| Supplied information |
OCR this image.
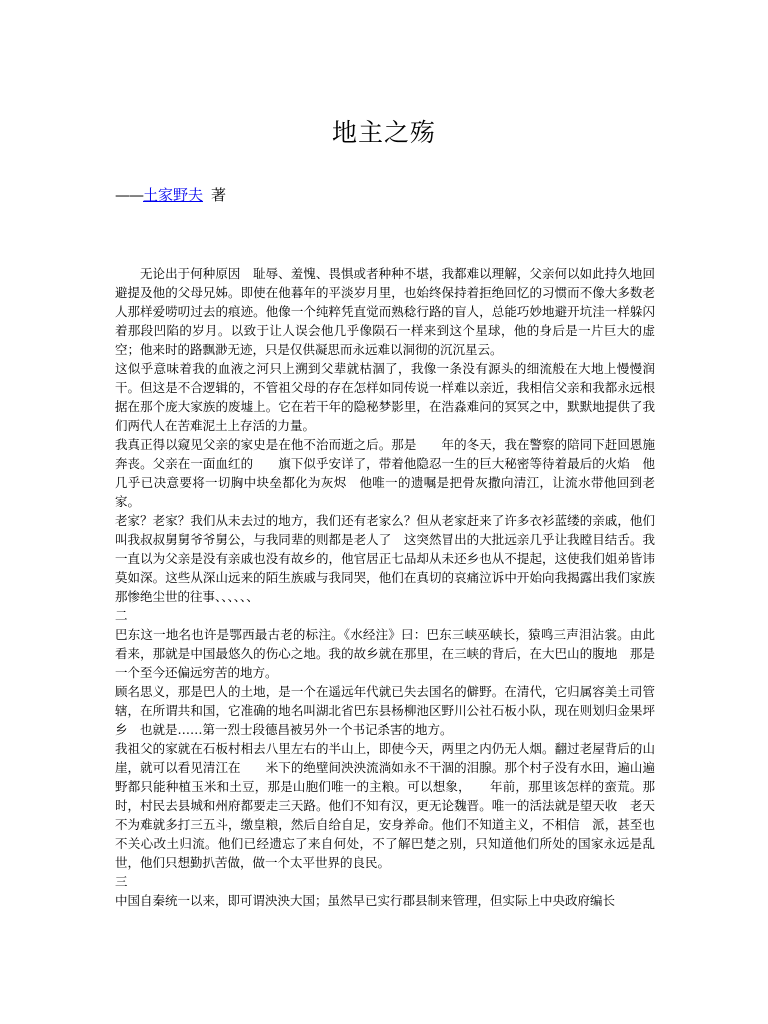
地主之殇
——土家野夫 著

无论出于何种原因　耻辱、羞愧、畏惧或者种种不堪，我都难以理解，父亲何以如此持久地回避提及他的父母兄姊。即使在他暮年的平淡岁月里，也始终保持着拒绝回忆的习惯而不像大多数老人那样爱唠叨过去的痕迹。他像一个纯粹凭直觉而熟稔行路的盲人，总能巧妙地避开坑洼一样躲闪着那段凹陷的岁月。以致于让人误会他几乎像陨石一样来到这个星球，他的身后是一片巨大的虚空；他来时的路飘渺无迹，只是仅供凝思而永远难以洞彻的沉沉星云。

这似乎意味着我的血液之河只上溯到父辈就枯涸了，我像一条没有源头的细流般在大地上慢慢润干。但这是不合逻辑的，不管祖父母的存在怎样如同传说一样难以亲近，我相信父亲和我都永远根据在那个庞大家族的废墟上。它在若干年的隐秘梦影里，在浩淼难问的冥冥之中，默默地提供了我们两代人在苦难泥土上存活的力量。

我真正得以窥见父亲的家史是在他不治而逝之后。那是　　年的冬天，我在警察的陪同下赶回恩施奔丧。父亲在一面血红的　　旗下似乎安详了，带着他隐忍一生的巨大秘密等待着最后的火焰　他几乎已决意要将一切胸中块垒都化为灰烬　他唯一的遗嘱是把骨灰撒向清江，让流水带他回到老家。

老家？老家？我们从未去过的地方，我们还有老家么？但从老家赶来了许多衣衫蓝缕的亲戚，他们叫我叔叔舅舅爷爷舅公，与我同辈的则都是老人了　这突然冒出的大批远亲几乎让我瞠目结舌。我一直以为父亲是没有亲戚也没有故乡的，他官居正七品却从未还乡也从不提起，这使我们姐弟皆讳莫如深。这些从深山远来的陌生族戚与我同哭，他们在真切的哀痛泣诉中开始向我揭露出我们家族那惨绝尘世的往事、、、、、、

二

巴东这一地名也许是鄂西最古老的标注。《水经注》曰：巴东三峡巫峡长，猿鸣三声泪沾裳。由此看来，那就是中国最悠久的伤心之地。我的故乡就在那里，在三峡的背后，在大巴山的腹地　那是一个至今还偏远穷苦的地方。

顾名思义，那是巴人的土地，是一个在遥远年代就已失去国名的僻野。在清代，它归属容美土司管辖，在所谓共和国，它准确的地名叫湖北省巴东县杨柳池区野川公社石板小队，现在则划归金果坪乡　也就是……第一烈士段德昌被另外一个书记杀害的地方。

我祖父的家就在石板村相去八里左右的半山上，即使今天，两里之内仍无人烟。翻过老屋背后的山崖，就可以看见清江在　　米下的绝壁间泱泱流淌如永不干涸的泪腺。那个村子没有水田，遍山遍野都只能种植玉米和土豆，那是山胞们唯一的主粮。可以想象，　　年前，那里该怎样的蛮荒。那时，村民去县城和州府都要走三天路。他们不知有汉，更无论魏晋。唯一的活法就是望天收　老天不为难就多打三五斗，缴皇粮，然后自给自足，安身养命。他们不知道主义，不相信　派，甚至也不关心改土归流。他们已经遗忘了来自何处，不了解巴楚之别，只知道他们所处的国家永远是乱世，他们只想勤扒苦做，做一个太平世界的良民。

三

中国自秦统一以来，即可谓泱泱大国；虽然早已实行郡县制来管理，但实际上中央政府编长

| What to do |
Using the records above, output their complete text exactly, minus any images.

| Reply |
OCR this image.
地主之殇
——土家野夫 著

无论出于何种原因　耻辱、羞愧、畏惧或者种种不堪，我都难以理解，父亲何以如此持久地回避提及他的父母兄姊。即使在他暮年的平淡岁月里，也始终保持着拒绝回忆的习惯而不像大多数老人那样爱唠叨过去的痕迹。他像一个纯粹凭直觉而熟稔行路的盲人，总能巧妙地避开坑洼一样躲闪着那段凹陷的岁月。以致于让人误会他几乎像陨石一样来到这个星球，他的身后是一片巨大的虚空；他来时的路飘渺无迹，只是仅供凝思而永远难以洞彻的沉沉星云。

这似乎意味着我的血液之河只上溯到父辈就枯涸了，我像一条没有源头的细流般在大地上慢慢润干。但这是不合逻辑的，不管祖父母的存在怎样如同传说一样难以亲近，我相信父亲和我都永远根据在那个庞大家族的废墟上。它在若干年的隐秘梦影里，在浩淼难问的冥冥之中，默默地提供了我们两代人在苦难泥土上存活的力量。

我真正得以窥见父亲的家史是在他不治而逝之后。那是　　年的冬天，我在警察的陪同下赶回恩施奔丧。父亲在一面血红的　　旗下似乎安详了，带着他隐忍一生的巨大秘密等待着最后的火焰　他几乎已决意要将一切胸中块垒都化为灰烬　他唯一的遗嘱是把骨灰撒向清江，让流水带他回到老家。

老家？老家？我们从未去过的地方，我们还有老家么？但从老家赶来了许多衣衫蓝缕的亲戚，他们叫我叔叔舅舅爷爷舅公，与我同辈的则都是老人了　这突然冒出的大批远亲几乎让我瞠目结舌。我一直以为父亲是没有亲戚也没有故乡的，他官居正七品却从未还乡也从不提起，这使我们姐弟皆讳莫如深。这些从深山远来的陌生族戚与我同哭，他们在真切的哀痛泣诉中开始向我揭露出我们家族那惨绝尘世的往事、、、、、、

二

巴东这一地名也许是鄂西最古老的标注。《水经注》曰：巴东三峡巫峡长，猿鸣三声泪沾裳。由此看来，那就是中国最悠久的伤心之地。我的故乡就在那里，在三峡的背后，在大巴山的腹地　那是一个至今还偏远穷苦的地方。

顾名思义，那是巴人的土地，是一个在遥远年代就已失去国名的僻野。在清代，它归属容美土司管辖，在所谓共和国，它准确的地名叫湖北省巴东县杨柳池区野川公社石板小队，现在则划归金果坪乡　也就是……第一烈士段德昌被另外一个书记杀害的地方。

我祖父的家就在石板村相去八里左右的半山上，即使今天，两里之内仍无人烟。翻过老屋背后的山崖，就可以看见清江在　　米下的绝壁间泱泱流淌如永不干涸的泪腺。那个村子没有水田，遍山遍野都只能种植玉米和土豆，那是山胞们唯一的主粮。可以想象，　　年前，那里该怎样的蛮荒。那时，村民去县城和州府都要走三天路。他们不知有汉，更无论魏晋。唯一的活法就是望天收　老天不为难就多打三五斗，缴皇粮，然后自给自足，安身养命。他们不知道主义，不相信　派，甚至也不关心改土归流。他们已经遗忘了来自何处，不了解巴楚之别，只知道他们所处的国家永远是乱世，他们只想勤扒苦做，做一个太平世界的良民。

三

中国自秦统一以来，即可谓泱泱大国；虽然早已实行郡县制来管理，但实际上中央政府编长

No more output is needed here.